Records from a collection:

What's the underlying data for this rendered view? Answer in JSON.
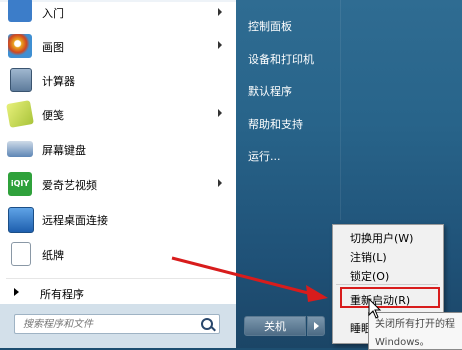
{
  "programs": [
    {
      "label": "入门",
      "icon": "getting-started-icon",
      "has_arrow": true,
      "color": "#3c7dc9"
    },
    {
      "label": "画图",
      "icon": "paint-icon",
      "has_arrow": true,
      "color": "#e9a51f"
    },
    {
      "label": "计算器",
      "icon": "calculator-icon",
      "has_arrow": false,
      "color": "#6f8fb2"
    },
    {
      "label": "便笺",
      "icon": "sticky-notes-icon",
      "has_arrow": true,
      "color": "#c6d94a"
    },
    {
      "label": "屏幕键盘",
      "icon": "keyboard-icon",
      "has_arrow": false,
      "color": "#3f6fa3"
    },
    {
      "label": "爱奇艺视频",
      "icon": "iqiyi-icon",
      "has_arrow": true,
      "color": "#2fa13b"
    },
    {
      "label": "远程桌面连接",
      "icon": "remote-desktop-icon",
      "has_arrow": false,
      "color": "#2d6cb5"
    },
    {
      "label": "纸牌",
      "icon": "solitaire-icon",
      "has_arrow": false,
      "color": "#b8c4cf"
    }
  ],
  "all_programs_label": "所有程序",
  "search": {
    "placeholder": "搜索程序和文件"
  },
  "right_links": [
    "控制面板",
    "设备和打印机",
    "默认程序",
    "帮助和支持",
    "运行..."
  ],
  "shutdown_label": "关机",
  "power_menu": {
    "items": [
      "切换用户(W)",
      "注销(L)",
      "锁定(O)",
      "重新启动(R)",
      "睡眠"
    ],
    "highlighted": "重新启动(R)"
  },
  "tooltip": {
    "line1": "关闭所有打开的程",
    "line2": "Windows。"
  },
  "colors": {
    "annotation": "#d81c1c",
    "right_panel": "#28648a"
  }
}
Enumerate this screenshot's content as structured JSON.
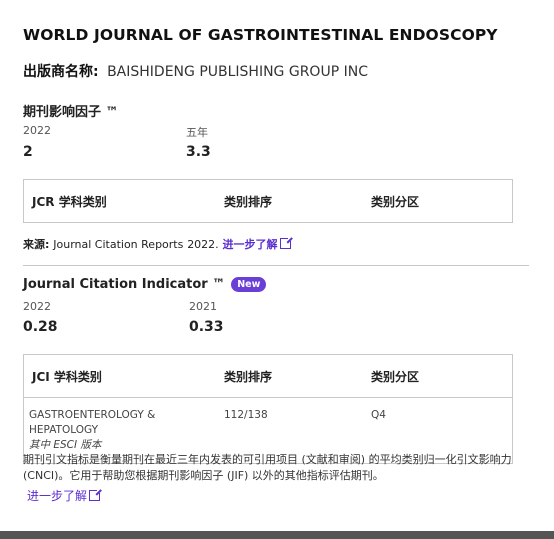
{
  "journal": {
    "title": "WORLD JOURNAL OF GASTROINTESTINAL ENDOSCOPY"
  },
  "publisher": {
    "label": "出版商名称:",
    "name": "BAISHIDENG PUBLISHING GROUP INC"
  },
  "impact_factor": {
    "title": "期刊影响因子 ™",
    "col1_label": "2022",
    "col1_value": "2",
    "col2_label": "五年",
    "col2_value": "3.3",
    "table": {
      "headers": [
        "JCR 学科类别",
        "类别排序",
        "类别分区"
      ]
    },
    "source_label": "来源:",
    "source_text": "Journal Citation Reports",
    "source_year": "2022.",
    "learn_more": "进一步了解"
  },
  "jci": {
    "title": "Journal Citation Indicator ™",
    "badge": "New",
    "col1_label": "2022",
    "col1_value": "0.28",
    "col2_label": "2021",
    "col2_value": "0.33",
    "table": {
      "headers": [
        "JCI 学科类别",
        "类别排序",
        "类别分区"
      ],
      "rows": [
        {
          "category": "GASTROENTEROLOGY & HEPATOLOGY",
          "edition": "其中 ESCI 版本",
          "rank": "112/138",
          "quartile": "Q4"
        }
      ]
    },
    "description": "期刊引文指标是衡量期刊在最近三年内发表的可引用项目 (文献和审阅) 的平均类别归一化引文影响力 (CNCI)。它用于帮助您根据期刊影响因子 (JIF) 以外的其他指标评估期刊。",
    "learn_more": "进一步了解"
  },
  "colors": {
    "accent": "#5b2fcf",
    "badge": "#6a3fd6",
    "border": "#c8c8c8"
  },
  "icons": {
    "external_link": "external-link-icon"
  }
}
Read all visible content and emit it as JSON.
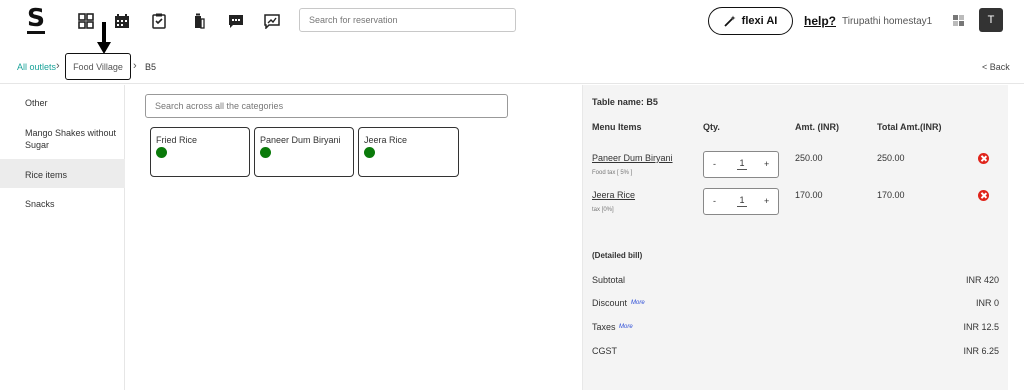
{
  "header": {
    "logo": "S",
    "search_placeholder": "Search for reservation",
    "flexi_label": "flexi AI",
    "help_label": "help?",
    "property_name": "Tirupathi homestay1",
    "avatar_initial": "T"
  },
  "breadcrumb": {
    "outlets": "All outlets",
    "sep": "›",
    "outlet": "Food Village",
    "table": "B5",
    "back": "< Back"
  },
  "sidebar": {
    "items": [
      {
        "label": "Other"
      },
      {
        "label": "Mango Shakes without"
      },
      {
        "label": "Sugar"
      },
      {
        "label": "Rice items"
      },
      {
        "label": "Snacks"
      }
    ]
  },
  "menu": {
    "search_placeholder": "Search across all the categories",
    "items": [
      {
        "name": "Fried Rice"
      },
      {
        "name": "Paneer Dum Biryani"
      },
      {
        "name": "Jeera Rice"
      }
    ]
  },
  "bill": {
    "table_name_label": "Table name:",
    "table_name": "B5",
    "columns": [
      "Menu Items",
      "Qty.",
      "Amt. (INR)",
      "Total Amt.(INR)"
    ],
    "rows": [
      {
        "item": "Paneer Dum Biryani",
        "tax": "Food tax [ 5% ]",
        "qty": "1",
        "minus": "-",
        "plus": "+",
        "amt": "250.00",
        "total": "250.00"
      },
      {
        "item": "Jeera Rice",
        "tax": "tax [0%]",
        "qty": "1",
        "minus": "-",
        "plus": "+",
        "amt": "170.00",
        "total": "170.00"
      }
    ],
    "detailed_label": "(Detailed bill)",
    "summary": [
      {
        "label": "Subtotal",
        "value": "INR 420",
        "more": ""
      },
      {
        "label": "Discount",
        "value": "INR 0",
        "more": "More"
      },
      {
        "label": "Taxes",
        "value": "INR 12.5",
        "more": "More"
      },
      {
        "label": "CGST",
        "value": "INR 6.25",
        "more": ""
      }
    ]
  },
  "colors": {
    "accent": "#1aa39a",
    "veg": "#0a7a0a",
    "delete": "#e0241b",
    "link": "#2b4cd6"
  }
}
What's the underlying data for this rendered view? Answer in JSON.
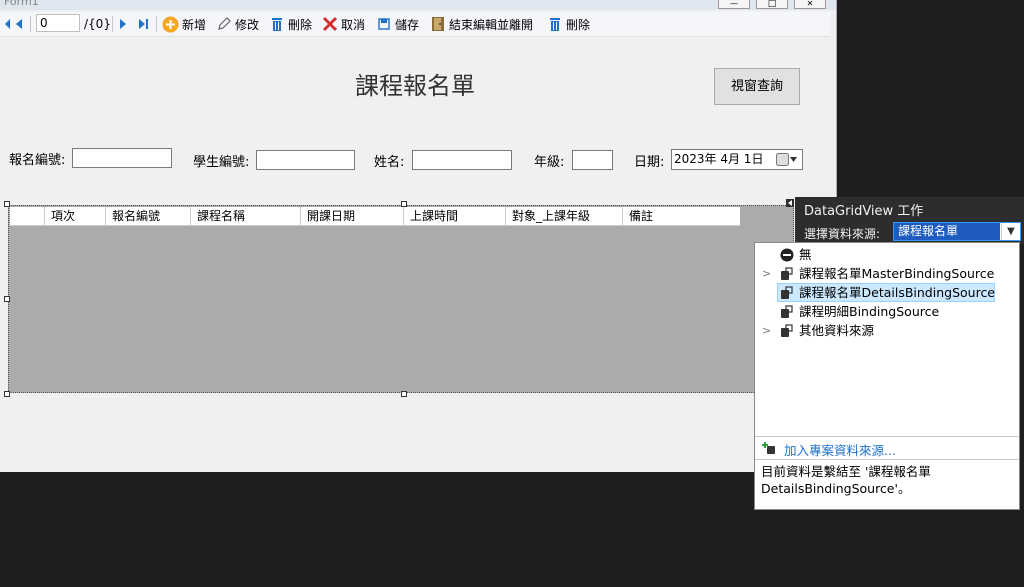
{
  "window": {
    "title": "Form1",
    "minimize_glyph": "—",
    "maximize_glyph": "□",
    "close_glyph": "✕"
  },
  "toolbar": {
    "position_value": "0",
    "count_label": "/{0}",
    "add_label": "新增",
    "edit_label": "修改",
    "delete_label": "刪除",
    "cancel_label": "取消",
    "save_label": "儲存",
    "end_edit_label": "結束編輯並離開",
    "delete2_label": "刪除"
  },
  "form": {
    "heading": "課程報名單",
    "query_button": "視窗查詢",
    "fields": {
      "enroll_no_label": "報名編號:",
      "student_no_label": "學生編號:",
      "name_label": "姓名:",
      "grade_label": "年級:",
      "date_label": "日期:",
      "date_value": "2023年  4月  1日"
    }
  },
  "grid": {
    "columns": [
      "項次",
      "報名編號",
      "課程名稱",
      "開課日期",
      "上課時間",
      "對象_上課年級",
      "備註"
    ]
  },
  "tasks_panel": {
    "title": "DataGridView 工作",
    "source_label": "選擇資料來源:",
    "source_value": "課程報名單"
  },
  "source_dropdown": {
    "items": [
      {
        "label": "無",
        "icon": "none-circle-icon",
        "expandable": false,
        "selected": false
      },
      {
        "label": "課程報名單MasterBindingSource",
        "icon": "binding-source-icon",
        "expandable": true,
        "selected": false
      },
      {
        "label": "課程報名單DetailsBindingSource",
        "icon": "binding-source-icon",
        "expandable": false,
        "selected": true
      },
      {
        "label": "課程明細BindingSource",
        "icon": "binding-source-icon",
        "expandable": false,
        "selected": false
      },
      {
        "label": "其他資料來源",
        "icon": "binding-source-icon",
        "expandable": true,
        "selected": false
      }
    ],
    "add_link": "加入專案資料來源...",
    "bound_text": "目前資料是繫結至 '課程報名單 DetailsBindingSource'。"
  },
  "colors": {
    "selection_blue": "#1f5cbf",
    "link_blue": "#1e72c8",
    "grid_gray": "#ababab",
    "dark_bg": "#1e1e1e"
  }
}
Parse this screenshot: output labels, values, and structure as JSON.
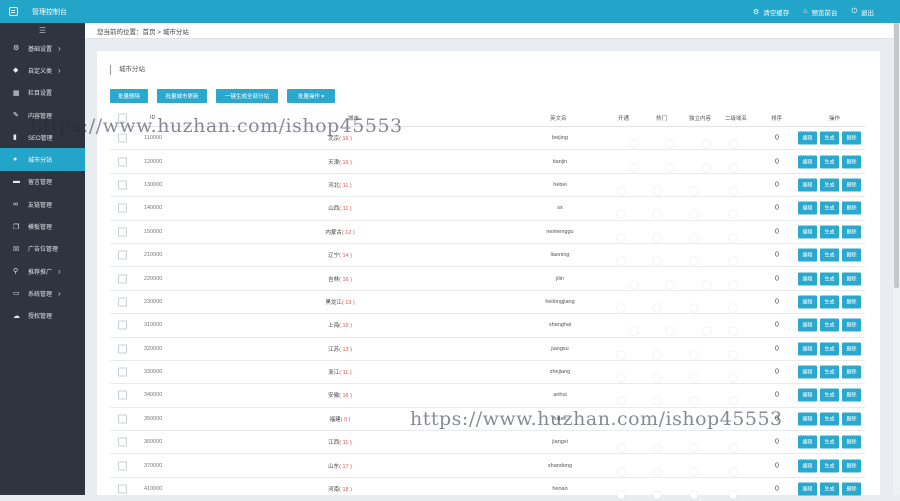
{
  "topbar": {
    "title": "管理控制台",
    "actions": [
      {
        "icon": "gear-icon",
        "glyph": "⚙",
        "label": "清空缓存"
      },
      {
        "icon": "home-icon",
        "glyph": "⌂",
        "label": "预览前台"
      },
      {
        "icon": "power-icon",
        "glyph": "⏻",
        "label": "退出"
      }
    ]
  },
  "sidebar": {
    "toggle": "☰",
    "items": [
      {
        "icon": "gear-icon",
        "glyph": "⚙",
        "label": "基础设置",
        "arrow": "›"
      },
      {
        "icon": "tag-icon",
        "glyph": "◆",
        "label": "自定义类",
        "arrow": "›"
      },
      {
        "icon": "grid-icon",
        "glyph": "▦",
        "label": "栏目设置",
        "arrow": ""
      },
      {
        "icon": "edit-icon",
        "glyph": "✎",
        "label": "内容管理",
        "arrow": ""
      },
      {
        "icon": "chart-icon",
        "glyph": "▮",
        "label": "SEO管理",
        "arrow": ""
      },
      {
        "icon": "globe-icon",
        "glyph": "●",
        "label": "城市分站",
        "arrow": ""
      },
      {
        "icon": "comment-icon",
        "glyph": "▬",
        "label": "留言管理",
        "arrow": ""
      },
      {
        "icon": "link-icon",
        "glyph": "∞",
        "label": "友链管理",
        "arrow": ""
      },
      {
        "icon": "copy-icon",
        "glyph": "❐",
        "label": "模板管理",
        "arrow": ""
      },
      {
        "icon": "close-box-icon",
        "glyph": "☒",
        "label": "广告位管理",
        "arrow": ""
      },
      {
        "icon": "network-icon",
        "glyph": "⚲",
        "label": "推荐推广",
        "arrow": "›"
      },
      {
        "icon": "monitor-icon",
        "glyph": "▭",
        "label": "系统管理",
        "arrow": "›"
      },
      {
        "icon": "cloud-icon",
        "glyph": "☁",
        "label": "授权管理",
        "arrow": ""
      }
    ]
  },
  "breadcrumb": "您当前的位置：首页 > 城市分站",
  "panel": {
    "title": "城市分站",
    "buttons": [
      "批量删除",
      "批量城市更新",
      "一键生成全部分站",
      "批量操作 ▾"
    ]
  },
  "table": {
    "headers": {
      "code": "ID",
      "name": "城市",
      "pinyin": "英文名",
      "open": "开通",
      "hot": "热门",
      "independent": "独立内容",
      "secondary": "二级域名",
      "sort": "排序",
      "ops": "操作"
    },
    "op_labels": [
      "编辑",
      "生成",
      "删除"
    ],
    "rows": [
      {
        "code": "110000",
        "name": "北京",
        "count": "( 16 )",
        "pinyin": "beijing",
        "sw": [
          true,
          true,
          true,
          false
        ],
        "sort": "0"
      },
      {
        "code": "120000",
        "name": "天津",
        "count": "( 16 )",
        "pinyin": "tianjin",
        "sw": [
          true,
          true,
          true,
          false
        ],
        "sort": "0"
      },
      {
        "code": "130000",
        "name": "河北",
        "count": "( 11 )",
        "pinyin": "hebei",
        "sw": [
          false,
          false,
          false,
          false
        ],
        "sort": "0"
      },
      {
        "code": "140000",
        "name": "山西",
        "count": "( 11 )",
        "pinyin": "sx",
        "sw": [
          false,
          false,
          false,
          false
        ],
        "sort": "0"
      },
      {
        "code": "150000",
        "name": "内蒙古",
        "count": "( 12 )",
        "pinyin": "neimenggu",
        "sw": [
          false,
          false,
          false,
          false
        ],
        "sort": "0"
      },
      {
        "code": "210000",
        "name": "辽宁",
        "count": "( 14 )",
        "pinyin": "liaoning",
        "sw": [
          false,
          false,
          false,
          false
        ],
        "sort": "0"
      },
      {
        "code": "220000",
        "name": "吉林",
        "count": "( 16 )",
        "pinyin": "jilin",
        "sw": [
          true,
          true,
          true,
          false
        ],
        "sort": "0"
      },
      {
        "code": "230000",
        "name": "黑龙江",
        "count": "( 13 )",
        "pinyin": "heilongjiang",
        "sw": [
          false,
          false,
          false,
          false
        ],
        "sort": "0"
      },
      {
        "code": "310000",
        "name": "上海",
        "count": "( 16 )",
        "pinyin": "shanghai",
        "sw": [
          true,
          true,
          true,
          false
        ],
        "sort": "0"
      },
      {
        "code": "320000",
        "name": "江苏",
        "count": "( 13 )",
        "pinyin": "jiangsu",
        "sw": [
          false,
          false,
          false,
          false
        ],
        "sort": "0"
      },
      {
        "code": "330000",
        "name": "浙江",
        "count": "( 11 )",
        "pinyin": "zhejiang",
        "sw": [
          false,
          false,
          false,
          false
        ],
        "sort": "0"
      },
      {
        "code": "340000",
        "name": "安徽",
        "count": "( 16 )",
        "pinyin": "anhui",
        "sw": [
          false,
          false,
          false,
          false
        ],
        "sort": "0"
      },
      {
        "code": "350000",
        "name": "福建",
        "count": "( 9 )",
        "pinyin": "fujian",
        "sw": [
          false,
          false,
          false,
          false
        ],
        "sort": "0"
      },
      {
        "code": "360000",
        "name": "江西",
        "count": "( 11 )",
        "pinyin": "jiangxi",
        "sw": [
          false,
          false,
          false,
          false
        ],
        "sort": "0"
      },
      {
        "code": "370000",
        "name": "山东",
        "count": "( 17 )",
        "pinyin": "shandong",
        "sw": [
          false,
          false,
          false,
          false
        ],
        "sort": "0"
      },
      {
        "code": "410000",
        "name": "河南",
        "count": "( 18 )",
        "pinyin": "henan",
        "sw": [
          false,
          false,
          false,
          false
        ],
        "sort": "0"
      }
    ]
  },
  "watermark": "https://www.huzhan.com/ishop45553"
}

--- REQUIREMENT ---
From the entries above, list each line with "Rice" in it.

--- WORKED ANSWER ---
        "label": "Rice items"
        "name": "Fried Rice"
        "name": "Jeera Rice"
        "item": "Jeera Rice",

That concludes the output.